- [Challenge]
Lines before the one containing "Parse this screenshot: output" are excluded; print that line and every line after it through the end of the material below, exactly.

- [Stored entries]
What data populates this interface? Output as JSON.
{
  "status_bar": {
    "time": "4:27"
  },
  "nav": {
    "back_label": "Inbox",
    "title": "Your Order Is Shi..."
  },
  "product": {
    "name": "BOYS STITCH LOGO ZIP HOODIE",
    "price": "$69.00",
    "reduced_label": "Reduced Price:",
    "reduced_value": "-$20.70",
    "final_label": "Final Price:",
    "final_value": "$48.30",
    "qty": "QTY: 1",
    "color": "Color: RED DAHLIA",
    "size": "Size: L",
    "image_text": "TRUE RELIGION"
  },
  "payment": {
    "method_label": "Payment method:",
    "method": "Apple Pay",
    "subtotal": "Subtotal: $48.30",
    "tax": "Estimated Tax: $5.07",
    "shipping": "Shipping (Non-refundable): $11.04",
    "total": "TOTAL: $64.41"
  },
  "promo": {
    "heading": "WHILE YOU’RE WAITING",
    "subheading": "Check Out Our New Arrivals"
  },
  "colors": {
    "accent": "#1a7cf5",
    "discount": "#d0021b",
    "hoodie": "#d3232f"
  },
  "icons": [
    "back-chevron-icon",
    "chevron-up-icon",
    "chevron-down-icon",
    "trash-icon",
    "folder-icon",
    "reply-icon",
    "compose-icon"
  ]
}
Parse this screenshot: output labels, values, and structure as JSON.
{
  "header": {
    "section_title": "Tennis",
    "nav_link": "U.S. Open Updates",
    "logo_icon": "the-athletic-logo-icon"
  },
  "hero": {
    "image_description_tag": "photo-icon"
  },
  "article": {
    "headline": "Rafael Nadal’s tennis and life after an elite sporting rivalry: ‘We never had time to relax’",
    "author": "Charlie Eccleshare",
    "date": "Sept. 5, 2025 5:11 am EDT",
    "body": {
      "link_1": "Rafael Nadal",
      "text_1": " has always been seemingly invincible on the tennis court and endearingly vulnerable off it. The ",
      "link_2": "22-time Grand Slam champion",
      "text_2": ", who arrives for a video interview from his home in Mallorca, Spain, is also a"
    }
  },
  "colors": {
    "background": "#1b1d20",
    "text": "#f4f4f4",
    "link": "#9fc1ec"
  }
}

- [Exercise result]
Parse this screenshot: output labels, values, and structure as JSON.
{
  "header": {
    "section_title": "Tennis",
    "nav_link": "U.S. Open Updates",
    "logo_icon": "the-athletic-logo-icon"
  },
  "hero": {
    "image_description_tag": "photo-icon"
  },
  "article": {
    "headline": "Rafael Nadal’s tennis and life after an elite sporting rivalry: ‘We never had time to relax’",
    "author": "Charlie Eccleshare",
    "date": "Sept. 5, 2025 5:11 am EDT",
    "body": {
      "link_1": "Rafael Nadal",
      "text_1": " has always been seemingly invincible on the tennis court and endearingly vulnerable off it. The ",
      "link_2": "22-time Grand Slam champion",
      "text_2": ", who arrives for a video interview from his home in Mallorca, Spain, is also a"
    }
  },
  "colors": {
    "background": "#1b1d20",
    "text": "#f4f4f4",
    "link": "#9fc1ec"
  }
}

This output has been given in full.